**Exercise**
Repeat the records below exactly, leaving out every picture.

────────────────────────────────────────

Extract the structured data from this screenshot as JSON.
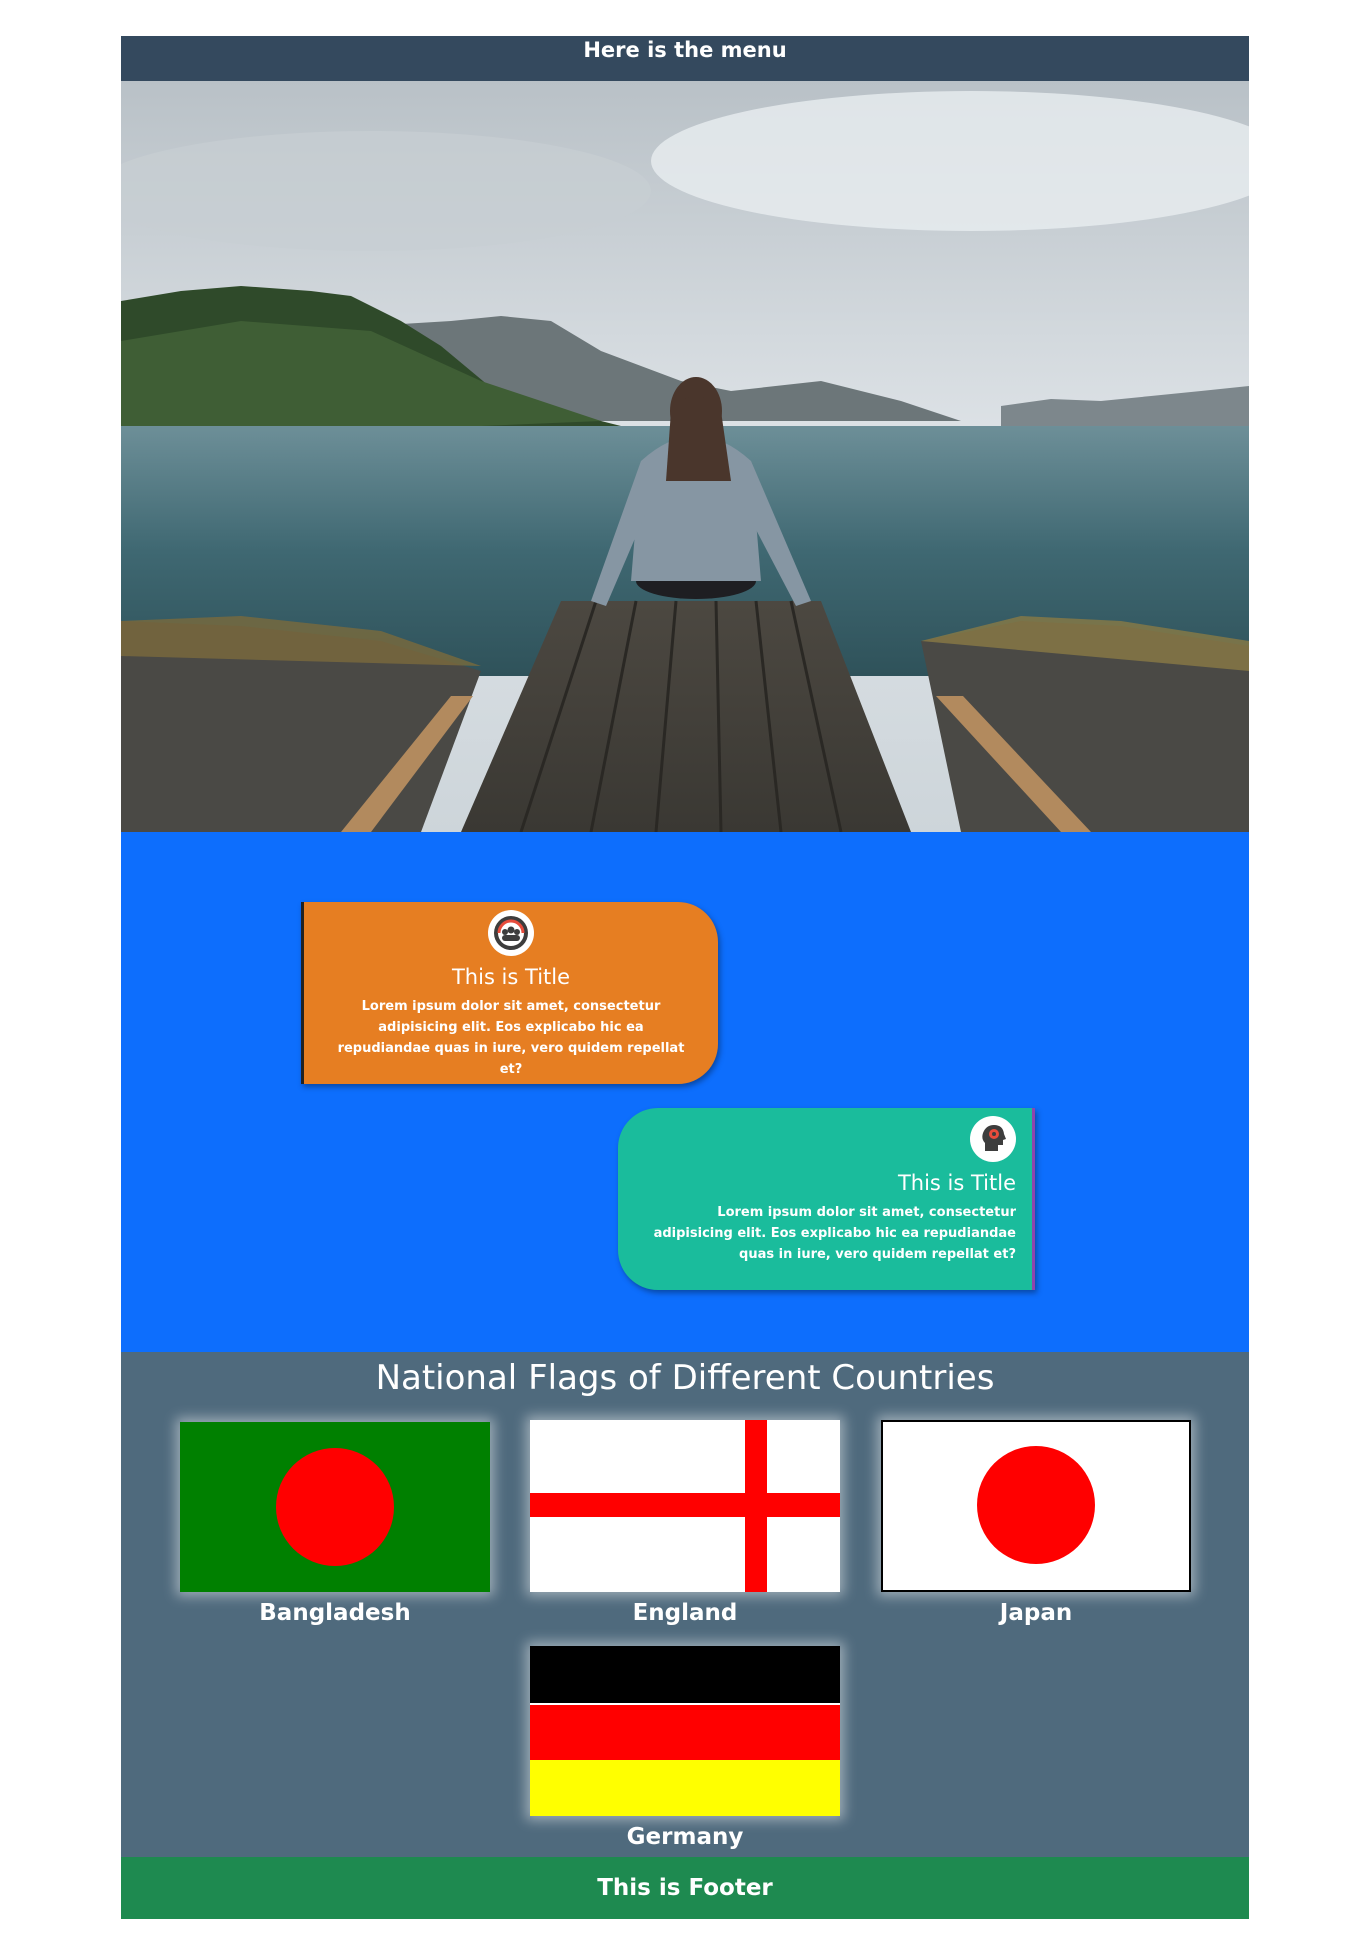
{
  "menu": {
    "label": "Here is the menu"
  },
  "timeline": {
    "cards": [
      {
        "icon": "team-cycle-icon",
        "title": "This is Title",
        "text": "Lorem ipsum dolor sit amet, consectetur adipisicing elit. Eos explicabo hic ea repudiandae quas in iure, vero quidem repellat et?"
      },
      {
        "icon": "head-gear-icon",
        "title": "This is Title",
        "text": "Lorem ipsum dolor sit amet, consectetur adipisicing elit. Eos explicabo hic ea repudiandae quas in iure, vero quidem repellat et?"
      }
    ]
  },
  "flags": {
    "title": "National Flags of Different Countries",
    "items": [
      {
        "label": "Bangladesh"
      },
      {
        "label": "England"
      },
      {
        "label": "Japan"
      },
      {
        "label": "Germany"
      }
    ]
  },
  "footer": {
    "label": "This is Footer"
  },
  "colors": {
    "menu_bg": "#34495e",
    "timeline_bg": "#0d6efd",
    "card_orange": "#e67e22",
    "card_teal": "#1abc9c",
    "flags_bg": "#4f6a7d",
    "footer_bg": "#1e8a50"
  }
}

────────────────────────────────────────

**Solution for this task**
Extract the structured data from this screenshot as JSON.
{
  "menu": {
    "label": "Here is the menu"
  },
  "timeline": {
    "cards": [
      {
        "icon": "team-cycle-icon",
        "title": "This is Title",
        "text": "Lorem ipsum dolor sit amet, consectetur adipisicing elit. Eos explicabo hic ea repudiandae quas in iure, vero quidem repellat et?"
      },
      {
        "icon": "head-gear-icon",
        "title": "This is Title",
        "text": "Lorem ipsum dolor sit amet, consectetur adipisicing elit. Eos explicabo hic ea repudiandae quas in iure, vero quidem repellat et?"
      }
    ]
  },
  "flags": {
    "title": "National Flags of Different Countries",
    "items": [
      {
        "label": "Bangladesh"
      },
      {
        "label": "England"
      },
      {
        "label": "Japan"
      },
      {
        "label": "Germany"
      }
    ]
  },
  "footer": {
    "label": "This is Footer"
  },
  "colors": {
    "menu_bg": "#34495e",
    "timeline_bg": "#0d6efd",
    "card_orange": "#e67e22",
    "card_teal": "#1abc9c",
    "flags_bg": "#4f6a7d",
    "footer_bg": "#1e8a50"
  }
}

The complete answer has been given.